EXERCISE INPUT:
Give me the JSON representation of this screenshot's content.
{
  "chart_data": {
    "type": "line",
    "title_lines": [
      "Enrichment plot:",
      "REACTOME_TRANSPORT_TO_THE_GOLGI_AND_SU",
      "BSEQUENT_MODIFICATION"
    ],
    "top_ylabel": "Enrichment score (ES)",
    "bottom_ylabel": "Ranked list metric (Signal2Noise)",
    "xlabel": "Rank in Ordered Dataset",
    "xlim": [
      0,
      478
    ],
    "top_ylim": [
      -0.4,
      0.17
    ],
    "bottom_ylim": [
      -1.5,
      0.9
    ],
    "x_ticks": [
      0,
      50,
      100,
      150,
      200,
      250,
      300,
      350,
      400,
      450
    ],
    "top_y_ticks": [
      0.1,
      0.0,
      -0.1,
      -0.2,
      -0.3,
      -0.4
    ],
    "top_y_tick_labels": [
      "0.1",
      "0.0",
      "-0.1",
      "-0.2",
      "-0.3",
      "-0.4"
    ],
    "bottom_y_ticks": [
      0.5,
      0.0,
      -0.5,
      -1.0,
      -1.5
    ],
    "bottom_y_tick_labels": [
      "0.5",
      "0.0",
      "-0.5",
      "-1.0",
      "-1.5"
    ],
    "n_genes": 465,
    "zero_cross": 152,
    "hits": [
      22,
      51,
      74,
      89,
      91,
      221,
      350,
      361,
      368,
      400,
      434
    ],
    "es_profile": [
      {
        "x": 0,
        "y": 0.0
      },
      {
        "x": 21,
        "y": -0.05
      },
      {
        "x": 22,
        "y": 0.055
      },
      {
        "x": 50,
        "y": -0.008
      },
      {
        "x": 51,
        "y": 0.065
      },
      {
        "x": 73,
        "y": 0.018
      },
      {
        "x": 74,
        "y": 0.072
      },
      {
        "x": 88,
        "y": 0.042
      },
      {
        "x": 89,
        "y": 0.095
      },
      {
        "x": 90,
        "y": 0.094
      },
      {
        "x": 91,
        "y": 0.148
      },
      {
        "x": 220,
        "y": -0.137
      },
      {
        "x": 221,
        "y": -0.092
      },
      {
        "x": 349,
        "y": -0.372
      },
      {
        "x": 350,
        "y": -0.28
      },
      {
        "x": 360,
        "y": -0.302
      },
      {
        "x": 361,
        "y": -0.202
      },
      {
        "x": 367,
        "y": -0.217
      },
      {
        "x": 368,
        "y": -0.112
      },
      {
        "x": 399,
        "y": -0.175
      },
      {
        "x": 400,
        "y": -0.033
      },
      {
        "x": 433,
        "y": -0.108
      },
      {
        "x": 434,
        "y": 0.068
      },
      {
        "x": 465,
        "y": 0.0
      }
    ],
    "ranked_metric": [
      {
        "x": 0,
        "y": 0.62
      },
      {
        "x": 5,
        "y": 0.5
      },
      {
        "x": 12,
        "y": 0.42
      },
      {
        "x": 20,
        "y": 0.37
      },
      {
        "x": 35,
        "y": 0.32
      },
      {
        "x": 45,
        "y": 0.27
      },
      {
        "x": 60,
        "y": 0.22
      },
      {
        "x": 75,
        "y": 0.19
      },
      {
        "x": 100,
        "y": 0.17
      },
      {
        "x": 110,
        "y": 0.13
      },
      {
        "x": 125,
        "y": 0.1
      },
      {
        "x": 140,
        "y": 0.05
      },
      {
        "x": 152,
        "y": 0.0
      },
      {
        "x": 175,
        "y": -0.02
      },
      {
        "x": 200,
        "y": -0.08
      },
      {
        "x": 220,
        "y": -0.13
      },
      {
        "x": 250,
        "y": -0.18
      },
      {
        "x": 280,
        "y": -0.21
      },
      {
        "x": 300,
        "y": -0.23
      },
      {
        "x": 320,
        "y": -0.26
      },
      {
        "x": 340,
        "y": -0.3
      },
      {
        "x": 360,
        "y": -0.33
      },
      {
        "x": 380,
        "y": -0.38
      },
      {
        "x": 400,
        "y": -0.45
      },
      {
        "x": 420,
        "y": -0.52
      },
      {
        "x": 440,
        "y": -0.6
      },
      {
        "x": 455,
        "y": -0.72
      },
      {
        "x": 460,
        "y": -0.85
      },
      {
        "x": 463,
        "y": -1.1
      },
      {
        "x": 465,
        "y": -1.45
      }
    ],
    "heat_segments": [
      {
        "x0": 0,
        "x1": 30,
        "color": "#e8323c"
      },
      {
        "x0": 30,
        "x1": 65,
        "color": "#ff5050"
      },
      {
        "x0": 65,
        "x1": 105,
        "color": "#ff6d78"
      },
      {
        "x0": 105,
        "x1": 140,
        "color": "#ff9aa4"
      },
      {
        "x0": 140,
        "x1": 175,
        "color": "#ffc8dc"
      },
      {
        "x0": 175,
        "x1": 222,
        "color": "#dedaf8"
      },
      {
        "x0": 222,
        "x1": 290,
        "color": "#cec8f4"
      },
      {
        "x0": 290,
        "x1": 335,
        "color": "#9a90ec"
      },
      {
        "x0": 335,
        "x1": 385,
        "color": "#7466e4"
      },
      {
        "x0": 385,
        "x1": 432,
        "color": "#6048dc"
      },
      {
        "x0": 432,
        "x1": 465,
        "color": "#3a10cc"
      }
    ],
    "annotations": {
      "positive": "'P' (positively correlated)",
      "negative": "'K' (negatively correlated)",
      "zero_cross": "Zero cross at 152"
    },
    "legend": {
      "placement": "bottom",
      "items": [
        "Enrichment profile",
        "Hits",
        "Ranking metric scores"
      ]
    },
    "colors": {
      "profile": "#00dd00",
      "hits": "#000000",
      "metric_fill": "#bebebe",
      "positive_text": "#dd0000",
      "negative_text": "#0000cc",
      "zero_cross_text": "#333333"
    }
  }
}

TASK: I need each line above reproduced exactly.

RESPONSE BOX:
Give me the JSON representation of this screenshot's content.
{
  "chart_data": {
    "type": "line",
    "title_lines": [
      "Enrichment plot:",
      "REACTOME_TRANSPORT_TO_THE_GOLGI_AND_SU",
      "BSEQUENT_MODIFICATION"
    ],
    "top_ylabel": "Enrichment score (ES)",
    "bottom_ylabel": "Ranked list metric (Signal2Noise)",
    "xlabel": "Rank in Ordered Dataset",
    "xlim": [
      0,
      478
    ],
    "top_ylim": [
      -0.4,
      0.17
    ],
    "bottom_ylim": [
      -1.5,
      0.9
    ],
    "x_ticks": [
      0,
      50,
      100,
      150,
      200,
      250,
      300,
      350,
      400,
      450
    ],
    "top_y_ticks": [
      0.1,
      0.0,
      -0.1,
      -0.2,
      -0.3,
      -0.4
    ],
    "top_y_tick_labels": [
      "0.1",
      "0.0",
      "-0.1",
      "-0.2",
      "-0.3",
      "-0.4"
    ],
    "bottom_y_ticks": [
      0.5,
      0.0,
      -0.5,
      -1.0,
      -1.5
    ],
    "bottom_y_tick_labels": [
      "0.5",
      "0.0",
      "-0.5",
      "-1.0",
      "-1.5"
    ],
    "n_genes": 465,
    "zero_cross": 152,
    "hits": [
      22,
      51,
      74,
      89,
      91,
      221,
      350,
      361,
      368,
      400,
      434
    ],
    "es_profile": [
      {
        "x": 0,
        "y": 0.0
      },
      {
        "x": 21,
        "y": -0.05
      },
      {
        "x": 22,
        "y": 0.055
      },
      {
        "x": 50,
        "y": -0.008
      },
      {
        "x": 51,
        "y": 0.065
      },
      {
        "x": 73,
        "y": 0.018
      },
      {
        "x": 74,
        "y": 0.072
      },
      {
        "x": 88,
        "y": 0.042
      },
      {
        "x": 89,
        "y": 0.095
      },
      {
        "x": 90,
        "y": 0.094
      },
      {
        "x": 91,
        "y": 0.148
      },
      {
        "x": 220,
        "y": -0.137
      },
      {
        "x": 221,
        "y": -0.092
      },
      {
        "x": 349,
        "y": -0.372
      },
      {
        "x": 350,
        "y": -0.28
      },
      {
        "x": 360,
        "y": -0.302
      },
      {
        "x": 361,
        "y": -0.202
      },
      {
        "x": 367,
        "y": -0.217
      },
      {
        "x": 368,
        "y": -0.112
      },
      {
        "x": 399,
        "y": -0.175
      },
      {
        "x": 400,
        "y": -0.033
      },
      {
        "x": 433,
        "y": -0.108
      },
      {
        "x": 434,
        "y": 0.068
      },
      {
        "x": 465,
        "y": 0.0
      }
    ],
    "ranked_metric": [
      {
        "x": 0,
        "y": 0.62
      },
      {
        "x": 5,
        "y": 0.5
      },
      {
        "x": 12,
        "y": 0.42
      },
      {
        "x": 20,
        "y": 0.37
      },
      {
        "x": 35,
        "y": 0.32
      },
      {
        "x": 45,
        "y": 0.27
      },
      {
        "x": 60,
        "y": 0.22
      },
      {
        "x": 75,
        "y": 0.19
      },
      {
        "x": 100,
        "y": 0.17
      },
      {
        "x": 110,
        "y": 0.13
      },
      {
        "x": 125,
        "y": 0.1
      },
      {
        "x": 140,
        "y": 0.05
      },
      {
        "x": 152,
        "y": 0.0
      },
      {
        "x": 175,
        "y": -0.02
      },
      {
        "x": 200,
        "y": -0.08
      },
      {
        "x": 220,
        "y": -0.13
      },
      {
        "x": 250,
        "y": -0.18
      },
      {
        "x": 280,
        "y": -0.21
      },
      {
        "x": 300,
        "y": -0.23
      },
      {
        "x": 320,
        "y": -0.26
      },
      {
        "x": 340,
        "y": -0.3
      },
      {
        "x": 360,
        "y": -0.33
      },
      {
        "x": 380,
        "y": -0.38
      },
      {
        "x": 400,
        "y": -0.45
      },
      {
        "x": 420,
        "y": -0.52
      },
      {
        "x": 440,
        "y": -0.6
      },
      {
        "x": 455,
        "y": -0.72
      },
      {
        "x": 460,
        "y": -0.85
      },
      {
        "x": 463,
        "y": -1.1
      },
      {
        "x": 465,
        "y": -1.45
      }
    ],
    "heat_segments": [
      {
        "x0": 0,
        "x1": 30,
        "color": "#e8323c"
      },
      {
        "x0": 30,
        "x1": 65,
        "color": "#ff5050"
      },
      {
        "x0": 65,
        "x1": 105,
        "color": "#ff6d78"
      },
      {
        "x0": 105,
        "x1": 140,
        "color": "#ff9aa4"
      },
      {
        "x0": 140,
        "x1": 175,
        "color": "#ffc8dc"
      },
      {
        "x0": 175,
        "x1": 222,
        "color": "#dedaf8"
      },
      {
        "x0": 222,
        "x1": 290,
        "color": "#cec8f4"
      },
      {
        "x0": 290,
        "x1": 335,
        "color": "#9a90ec"
      },
      {
        "x0": 335,
        "x1": 385,
        "color": "#7466e4"
      },
      {
        "x0": 385,
        "x1": 432,
        "color": "#6048dc"
      },
      {
        "x0": 432,
        "x1": 465,
        "color": "#3a10cc"
      }
    ],
    "annotations": {
      "positive": "'P' (positively correlated)",
      "negative": "'K' (negatively correlated)",
      "zero_cross": "Zero cross at 152"
    },
    "legend": {
      "placement": "bottom",
      "items": [
        "Enrichment profile",
        "Hits",
        "Ranking metric scores"
      ]
    },
    "colors": {
      "profile": "#00dd00",
      "hits": "#000000",
      "metric_fill": "#bebebe",
      "positive_text": "#dd0000",
      "negative_text": "#0000cc",
      "zero_cross_text": "#333333"
    }
  }
}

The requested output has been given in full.